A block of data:
┌──

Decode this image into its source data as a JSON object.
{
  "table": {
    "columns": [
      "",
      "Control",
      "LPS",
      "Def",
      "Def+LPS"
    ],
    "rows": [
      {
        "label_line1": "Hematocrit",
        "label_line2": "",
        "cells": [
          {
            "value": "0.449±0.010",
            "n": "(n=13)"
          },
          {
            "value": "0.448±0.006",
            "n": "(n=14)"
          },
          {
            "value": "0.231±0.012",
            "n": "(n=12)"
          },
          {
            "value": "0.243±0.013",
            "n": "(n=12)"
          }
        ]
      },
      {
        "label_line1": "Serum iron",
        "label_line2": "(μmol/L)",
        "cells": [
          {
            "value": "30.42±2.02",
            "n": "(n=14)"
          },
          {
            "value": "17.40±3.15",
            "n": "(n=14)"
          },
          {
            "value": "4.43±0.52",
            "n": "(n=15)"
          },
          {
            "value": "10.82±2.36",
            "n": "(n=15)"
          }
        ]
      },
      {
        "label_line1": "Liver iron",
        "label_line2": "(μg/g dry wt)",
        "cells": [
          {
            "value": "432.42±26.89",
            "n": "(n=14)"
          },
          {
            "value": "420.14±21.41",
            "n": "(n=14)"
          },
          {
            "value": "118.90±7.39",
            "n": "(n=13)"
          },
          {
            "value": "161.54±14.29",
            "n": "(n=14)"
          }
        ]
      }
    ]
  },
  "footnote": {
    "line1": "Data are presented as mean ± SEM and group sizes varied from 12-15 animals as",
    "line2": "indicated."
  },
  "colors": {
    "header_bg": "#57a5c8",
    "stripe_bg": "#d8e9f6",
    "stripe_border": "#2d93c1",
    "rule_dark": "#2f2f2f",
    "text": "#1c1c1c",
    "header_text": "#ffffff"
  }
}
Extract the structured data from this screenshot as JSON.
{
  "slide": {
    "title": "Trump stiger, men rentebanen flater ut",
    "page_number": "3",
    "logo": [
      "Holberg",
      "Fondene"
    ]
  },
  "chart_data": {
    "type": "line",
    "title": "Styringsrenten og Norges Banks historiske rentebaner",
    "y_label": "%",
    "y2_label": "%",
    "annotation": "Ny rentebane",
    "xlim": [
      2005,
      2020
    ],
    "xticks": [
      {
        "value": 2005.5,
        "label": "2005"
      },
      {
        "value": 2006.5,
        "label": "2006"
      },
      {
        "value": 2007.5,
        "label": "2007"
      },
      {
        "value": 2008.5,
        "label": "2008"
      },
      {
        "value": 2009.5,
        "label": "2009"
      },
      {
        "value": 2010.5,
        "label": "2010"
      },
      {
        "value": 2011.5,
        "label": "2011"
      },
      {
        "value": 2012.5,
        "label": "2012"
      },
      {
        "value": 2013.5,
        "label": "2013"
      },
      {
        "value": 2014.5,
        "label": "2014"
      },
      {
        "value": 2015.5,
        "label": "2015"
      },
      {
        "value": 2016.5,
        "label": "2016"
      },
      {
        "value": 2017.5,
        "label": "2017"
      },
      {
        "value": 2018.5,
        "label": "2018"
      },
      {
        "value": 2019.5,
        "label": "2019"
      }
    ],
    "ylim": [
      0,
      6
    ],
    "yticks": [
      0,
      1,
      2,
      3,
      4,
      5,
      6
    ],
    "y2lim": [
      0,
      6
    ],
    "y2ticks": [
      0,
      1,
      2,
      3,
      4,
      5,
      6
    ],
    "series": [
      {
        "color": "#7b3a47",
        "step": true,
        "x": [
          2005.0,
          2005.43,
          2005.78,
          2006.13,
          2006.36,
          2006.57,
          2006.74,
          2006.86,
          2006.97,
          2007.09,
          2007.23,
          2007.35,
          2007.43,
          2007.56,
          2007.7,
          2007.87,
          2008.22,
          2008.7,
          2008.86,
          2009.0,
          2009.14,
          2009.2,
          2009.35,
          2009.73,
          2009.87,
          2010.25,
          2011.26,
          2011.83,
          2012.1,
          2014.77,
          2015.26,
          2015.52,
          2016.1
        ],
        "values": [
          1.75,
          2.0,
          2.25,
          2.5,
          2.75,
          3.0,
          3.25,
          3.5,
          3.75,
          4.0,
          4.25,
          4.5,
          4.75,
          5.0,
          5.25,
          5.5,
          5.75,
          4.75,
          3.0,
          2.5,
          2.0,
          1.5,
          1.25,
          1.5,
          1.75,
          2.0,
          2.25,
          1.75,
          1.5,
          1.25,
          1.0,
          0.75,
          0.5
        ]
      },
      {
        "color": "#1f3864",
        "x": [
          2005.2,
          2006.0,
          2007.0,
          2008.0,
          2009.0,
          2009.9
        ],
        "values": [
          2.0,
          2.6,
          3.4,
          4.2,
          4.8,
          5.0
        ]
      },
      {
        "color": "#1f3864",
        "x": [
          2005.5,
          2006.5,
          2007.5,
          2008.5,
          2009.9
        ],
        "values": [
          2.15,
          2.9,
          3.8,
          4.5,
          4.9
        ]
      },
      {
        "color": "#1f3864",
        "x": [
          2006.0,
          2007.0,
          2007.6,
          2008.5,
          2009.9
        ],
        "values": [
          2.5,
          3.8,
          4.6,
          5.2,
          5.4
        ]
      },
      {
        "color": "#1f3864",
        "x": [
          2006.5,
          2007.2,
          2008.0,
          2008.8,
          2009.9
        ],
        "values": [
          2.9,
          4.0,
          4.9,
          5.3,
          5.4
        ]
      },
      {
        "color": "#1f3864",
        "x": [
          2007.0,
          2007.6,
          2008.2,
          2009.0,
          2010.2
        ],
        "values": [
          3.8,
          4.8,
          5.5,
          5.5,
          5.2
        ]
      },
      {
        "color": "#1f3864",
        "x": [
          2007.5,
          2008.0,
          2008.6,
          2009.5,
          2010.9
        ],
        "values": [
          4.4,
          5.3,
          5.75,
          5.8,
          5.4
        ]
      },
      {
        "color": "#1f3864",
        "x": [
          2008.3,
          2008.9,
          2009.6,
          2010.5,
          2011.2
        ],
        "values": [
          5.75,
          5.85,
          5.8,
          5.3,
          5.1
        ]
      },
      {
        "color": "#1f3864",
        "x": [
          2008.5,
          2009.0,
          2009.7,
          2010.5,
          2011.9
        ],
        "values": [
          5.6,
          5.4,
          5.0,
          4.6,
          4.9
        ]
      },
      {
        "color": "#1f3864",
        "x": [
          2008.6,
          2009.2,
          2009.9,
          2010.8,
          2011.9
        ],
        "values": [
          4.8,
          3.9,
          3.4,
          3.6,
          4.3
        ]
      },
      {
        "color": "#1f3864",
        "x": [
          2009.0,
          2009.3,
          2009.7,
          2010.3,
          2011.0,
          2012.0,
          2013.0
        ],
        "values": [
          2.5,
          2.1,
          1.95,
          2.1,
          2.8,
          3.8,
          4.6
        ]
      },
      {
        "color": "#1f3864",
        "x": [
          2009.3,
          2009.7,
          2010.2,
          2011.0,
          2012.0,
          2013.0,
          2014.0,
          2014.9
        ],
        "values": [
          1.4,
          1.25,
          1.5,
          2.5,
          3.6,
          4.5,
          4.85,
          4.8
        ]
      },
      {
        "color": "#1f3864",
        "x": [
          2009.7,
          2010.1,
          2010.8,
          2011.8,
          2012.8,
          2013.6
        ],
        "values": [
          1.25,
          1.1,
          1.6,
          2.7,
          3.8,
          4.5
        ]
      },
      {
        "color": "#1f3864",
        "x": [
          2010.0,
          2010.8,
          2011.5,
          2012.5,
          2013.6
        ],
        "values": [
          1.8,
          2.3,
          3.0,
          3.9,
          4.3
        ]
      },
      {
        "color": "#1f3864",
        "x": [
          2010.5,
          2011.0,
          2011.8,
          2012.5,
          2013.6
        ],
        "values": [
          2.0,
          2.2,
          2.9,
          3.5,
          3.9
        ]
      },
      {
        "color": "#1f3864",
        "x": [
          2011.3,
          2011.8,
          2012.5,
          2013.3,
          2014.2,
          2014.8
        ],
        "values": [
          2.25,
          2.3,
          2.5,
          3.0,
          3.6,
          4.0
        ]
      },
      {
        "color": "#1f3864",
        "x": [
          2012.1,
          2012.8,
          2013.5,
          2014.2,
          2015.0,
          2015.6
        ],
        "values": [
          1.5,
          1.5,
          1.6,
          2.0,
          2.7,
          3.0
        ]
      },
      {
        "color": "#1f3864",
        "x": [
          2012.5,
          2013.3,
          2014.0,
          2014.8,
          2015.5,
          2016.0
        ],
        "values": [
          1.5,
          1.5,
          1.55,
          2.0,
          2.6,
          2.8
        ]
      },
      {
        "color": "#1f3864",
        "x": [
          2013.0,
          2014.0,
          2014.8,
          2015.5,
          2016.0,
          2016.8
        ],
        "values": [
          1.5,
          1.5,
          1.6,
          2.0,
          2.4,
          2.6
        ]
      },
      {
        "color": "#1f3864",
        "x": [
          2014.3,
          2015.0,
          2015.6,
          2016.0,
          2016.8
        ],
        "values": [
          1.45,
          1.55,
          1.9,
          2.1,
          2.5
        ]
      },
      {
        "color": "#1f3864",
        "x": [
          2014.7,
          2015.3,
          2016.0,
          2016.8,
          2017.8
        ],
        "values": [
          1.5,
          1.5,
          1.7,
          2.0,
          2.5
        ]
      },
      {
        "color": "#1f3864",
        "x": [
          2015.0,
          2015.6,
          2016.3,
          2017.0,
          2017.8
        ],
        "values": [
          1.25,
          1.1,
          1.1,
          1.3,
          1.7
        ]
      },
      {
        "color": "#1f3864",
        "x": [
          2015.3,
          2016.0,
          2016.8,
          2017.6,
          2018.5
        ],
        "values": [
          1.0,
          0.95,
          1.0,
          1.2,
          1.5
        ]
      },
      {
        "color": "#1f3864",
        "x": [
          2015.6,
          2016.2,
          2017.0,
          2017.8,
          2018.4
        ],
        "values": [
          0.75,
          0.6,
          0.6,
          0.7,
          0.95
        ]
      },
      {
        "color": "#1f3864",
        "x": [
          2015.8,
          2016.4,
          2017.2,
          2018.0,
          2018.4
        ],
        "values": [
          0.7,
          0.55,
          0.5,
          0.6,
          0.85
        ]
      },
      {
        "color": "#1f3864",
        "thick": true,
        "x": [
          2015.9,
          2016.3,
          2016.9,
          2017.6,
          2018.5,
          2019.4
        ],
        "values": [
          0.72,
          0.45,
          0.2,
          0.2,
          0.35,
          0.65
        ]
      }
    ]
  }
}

└──

Goal of the exercise:
Count up the lines in the listing that hold the word "JSON", and give that number only.

Final result:
2